◆ TASK
Within the listing below, locate all lines containing the word "generic". Copy each one.
[START DATA EXCERPTS]
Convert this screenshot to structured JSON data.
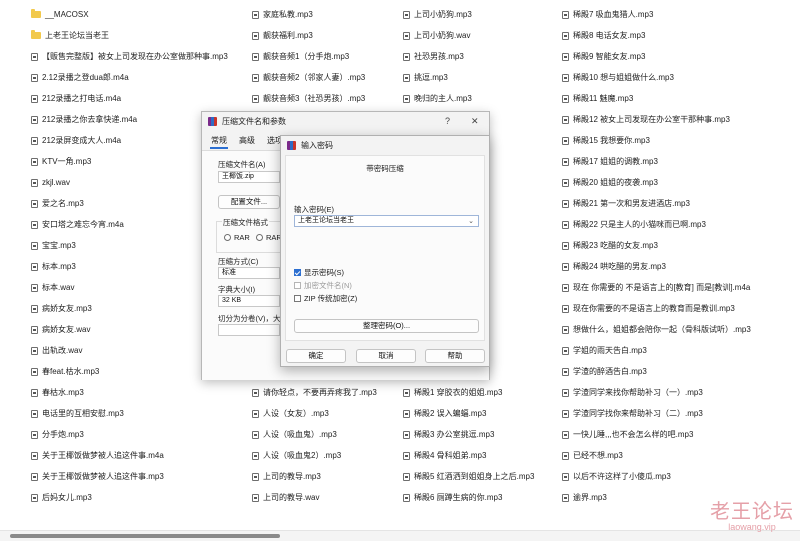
{
  "files": {
    "col1": [
      {
        "type": "folder",
        "name": "__MACOSX"
      },
      {
        "type": "folder",
        "name": "上老王论坛当老王"
      },
      {
        "type": "file",
        "name": "【贩售完整版】被女上司发现在办公室做那种事.mp3"
      },
      {
        "type": "file",
        "name": "2.12录播之登dua郎.m4a"
      },
      {
        "type": "file",
        "name": "212录播之打电话.m4a"
      },
      {
        "type": "file",
        "name": "212录播之你去拿快递.m4a"
      },
      {
        "type": "file",
        "name": "212录屏变成大人.m4a"
      },
      {
        "type": "file",
        "name": "KTV一角.mp3"
      },
      {
        "type": "file",
        "name": "zkjl.wav"
      },
      {
        "type": "file",
        "name": "爱之名.mp3"
      },
      {
        "type": "file",
        "name": "安口塔之难忘今宵.m4a"
      },
      {
        "type": "file",
        "name": "宝宝.mp3"
      },
      {
        "type": "file",
        "name": "标本.mp3"
      },
      {
        "type": "file",
        "name": "标本.wav"
      },
      {
        "type": "file",
        "name": "病娇女友.mp3"
      },
      {
        "type": "file",
        "name": "病娇女友.wav"
      },
      {
        "type": "file",
        "name": "出轨改.wav"
      },
      {
        "type": "file",
        "name": "春feat.枯水.mp3"
      },
      {
        "type": "file",
        "name": "春枯水.mp3"
      },
      {
        "type": "file",
        "name": "电话里的互相安慰.mp3"
      },
      {
        "type": "file",
        "name": "分手炮.mp3"
      },
      {
        "type": "file",
        "name": "关于王椰饭做梦被人追这件事.m4a"
      },
      {
        "type": "file",
        "name": "关于王椰饭做梦被人追这件事.mp3"
      },
      {
        "type": "file",
        "name": "后妈女儿.mp3"
      }
    ],
    "col2": [
      "家庭私教.mp3",
      "靓获福利.mp3",
      "靓获音频1（分手炮.mp3",
      "靓获音频2（邻家人妻）.mp3",
      "靓获音频3（社恐男孩）.mp3",
      "",
      "",
      "",
      "",
      "",
      "",
      "",
      "",
      "",
      "",
      "",
      "",
      "",
      "请你轻点，不要再弄疼我了.mp3",
      "人设（女友）.mp3",
      "人设（吸血鬼）.mp3",
      "人设（吸血鬼2）.mp3",
      "上司的教导.mp3",
      "上司的教导.wav"
    ],
    "col3": [
      "上司小奶狗.mp3",
      "上司小奶狗.wav",
      "社恐男孩.mp3",
      "挑逗.mp3",
      "晚归的主人.mp3",
      "",
      "",
      "",
      "",
      "",
      "",
      "",
      "",
      "",
      "",
      "",
      "",
      "",
      "稀殿1 穿胶衣的姐姐.mp3",
      "稀殿2 误入蝙蝠.mp3",
      "稀殿3 办公室挑逗.mp3",
      "稀殿4 骨科姐弟.mp3",
      "稀殿5 红酒洒到姐姐身上之后.mp3",
      "稀殿6 厕蹲生病的你.mp3"
    ],
    "col4": [
      "稀殿7 吸血鬼猎人.mp3",
      "稀殿8 电话女友.mp3",
      "稀殿9 智能女友.mp3",
      "稀殿10 想与姐姐做什么.mp3",
      "稀殿11 魅魔.mp3",
      "稀殿12 被女上司发现在办公室干那种事.mp3",
      "稀殿15 我想要你.mp3",
      "稀殿17 姐姐的调教.mp3",
      "稀殿20 姐姐的夜袭.mp3",
      "稀殿21 第一次和男友进酒店.mp3",
      "稀殿22 只是主人的小猫咪而已啊.mp3",
      "稀殿23 吃醋的女友.mp3",
      "稀殿24 哄吃醋的男友.mp3",
      "现在 你需要的  不是语言上的[教育]   而是[教训].m4a",
      "现在你需要的不是语言上的教育而是教训.mp3",
      "想做什么，姐姐都会陪你一起（骨科版试听）.mp3",
      "学姐的雨天告白.mp3",
      "学渣的醉酒告白.mp3",
      "学渣同学来找你帮助补习（一）.mp3",
      "学渣同学找你来帮助补习（二）.mp3",
      "一快儿睡,,,也不会怎么样的吧.mp3",
      "已经不想.mp3",
      "以后不许这样了小傻瓜.mp3",
      "逾界.mp3"
    ]
  },
  "dialog_params": {
    "title": "压缩文件名和参数",
    "help_glyph": "?",
    "close_glyph": "✕",
    "tabs": [
      "常规",
      "高级",
      "选项"
    ],
    "archive_name_label": "压缩文件名(A)",
    "archive_name_value": "王椰饭.zip",
    "profiles_button": "配置文件...",
    "format_group_label": "压缩文件格式",
    "format_rar": "RAR",
    "format_rar4": "RAR",
    "method_label": "压缩方式(C)",
    "method_value": "标准",
    "dict_label": "字典大小(I)",
    "dict_value": "32 KB",
    "split_label": "切分为分卷(V)，大小"
  },
  "dialog_password": {
    "title": "输入密码",
    "subtitle": "带密码压缩",
    "password_label": "输入密码(E)",
    "password_value": "上老王论坛当老王",
    "show_password": "显示密码(S)",
    "encrypt_names": "加密文件名(N)",
    "zip_legacy": "ZIP 传统加密(Z)",
    "organize_button": "整理密码(O)...",
    "ok_button": "确定",
    "cancel_button": "取消",
    "help_button": "帮助"
  },
  "watermark": {
    "logo": "老王论坛",
    "url": "laowang.vip"
  }
}
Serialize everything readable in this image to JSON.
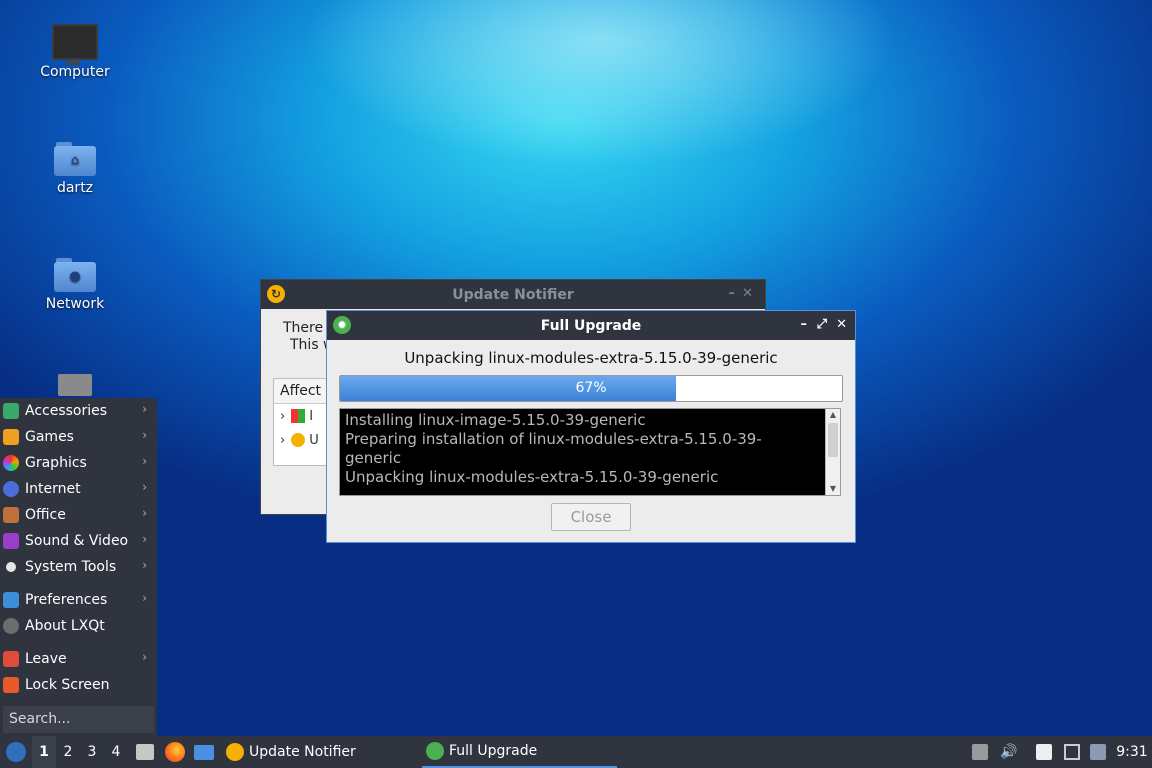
{
  "desktop": {
    "icons": [
      {
        "label": "Computer",
        "icon": "computer-icon"
      },
      {
        "label": "dartz",
        "icon": "home-folder-icon"
      },
      {
        "label": "Network",
        "icon": "network-folder-icon"
      },
      {
        "label": "",
        "icon": "trash-icon"
      }
    ]
  },
  "start_menu": {
    "items": [
      {
        "label": "Accessories",
        "has_submenu": true
      },
      {
        "label": "Games",
        "has_submenu": true
      },
      {
        "label": "Graphics",
        "has_submenu": true
      },
      {
        "label": "Internet",
        "has_submenu": true
      },
      {
        "label": "Office",
        "has_submenu": true
      },
      {
        "label": "Sound & Video",
        "has_submenu": true
      },
      {
        "label": "System Tools",
        "has_submenu": true
      },
      {
        "label": "Preferences",
        "has_submenu": true
      },
      {
        "label": "About LXQt",
        "has_submenu": false
      },
      {
        "label": "Leave",
        "has_submenu": true
      },
      {
        "label": "Lock Screen",
        "has_submenu": false
      }
    ],
    "search_placeholder": "Search..."
  },
  "update_notifier": {
    "title": "Update Notifier",
    "text_line1": "There",
    "text_line2": "This w",
    "tree_header": "Affect",
    "tree_rows": [
      "I",
      "U"
    ]
  },
  "full_upgrade": {
    "title": "Full Upgrade",
    "status": "Unpacking linux-modules-extra-5.15.0-39-generic",
    "progress_label": "67%",
    "progress_fraction": 0.67,
    "log_lines": [
      "Installing linux-image-5.15.0-39-generic",
      "Preparing installation of linux-modules-extra-5.15.0-39-",
      "generic",
      "Unpacking linux-modules-extra-5.15.0-39-generic"
    ],
    "close_label": "Close"
  },
  "taskbar": {
    "workspaces": [
      "1",
      "2",
      "3",
      "4"
    ],
    "active_workspace": "1",
    "tasks": [
      {
        "label": "Update Notifier"
      },
      {
        "label": "Full Upgrade"
      }
    ],
    "clock": "9:31"
  },
  "colors": {
    "panel": "#2f343f",
    "accent": "#5294e2",
    "progress": "#3b82d6"
  }
}
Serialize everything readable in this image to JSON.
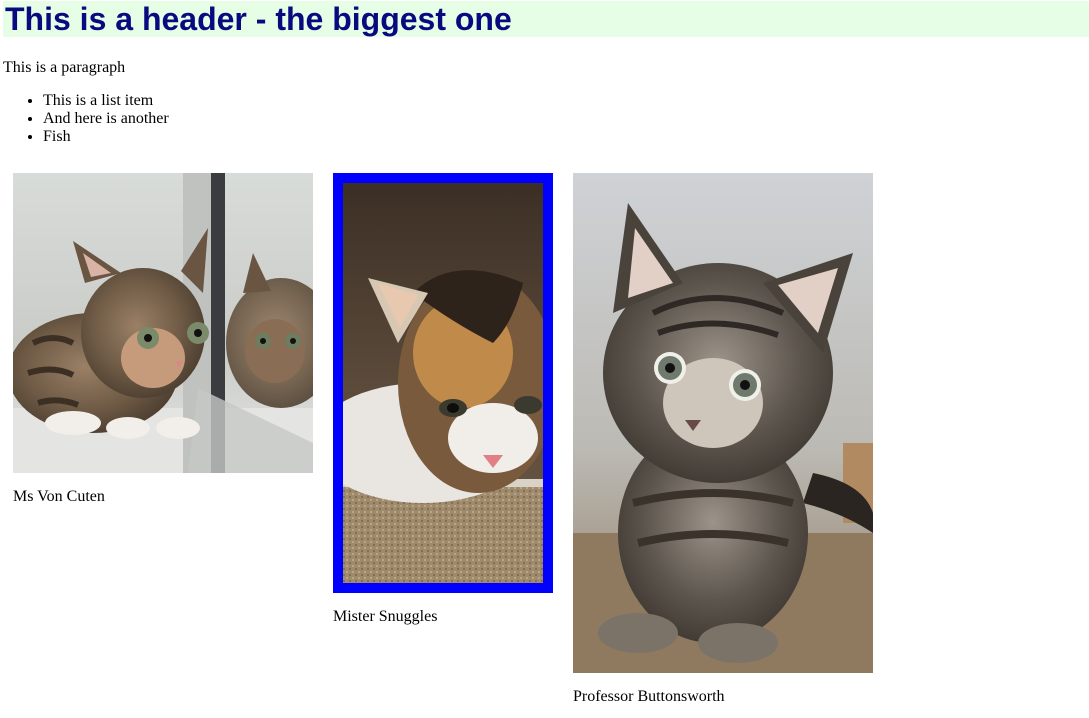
{
  "header": {
    "title": "This is a header - the biggest one"
  },
  "intro": {
    "paragraph": "This is a paragraph"
  },
  "list": {
    "items": [
      "This is a list item",
      "And here is another",
      "Fish"
    ]
  },
  "kittens": [
    {
      "name": "Ms Von Cuten"
    },
    {
      "name": "Mister Snuggles"
    },
    {
      "name": "Professor Buttonsworth"
    }
  ],
  "colors": {
    "header_bg": "#e6fde6",
    "header_text": "#0a0a80",
    "frame": "#0000ff"
  }
}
[END DATA EXCERPTS]
◆ THE RESULT
    "status": "Unpacking linux-modules-extra-5.15.0-39-generic",
      "Installing linux-image-5.15.0-39-generic",
      "generic",
      "Unpacking linux-modules-extra-5.15.0-39-generic"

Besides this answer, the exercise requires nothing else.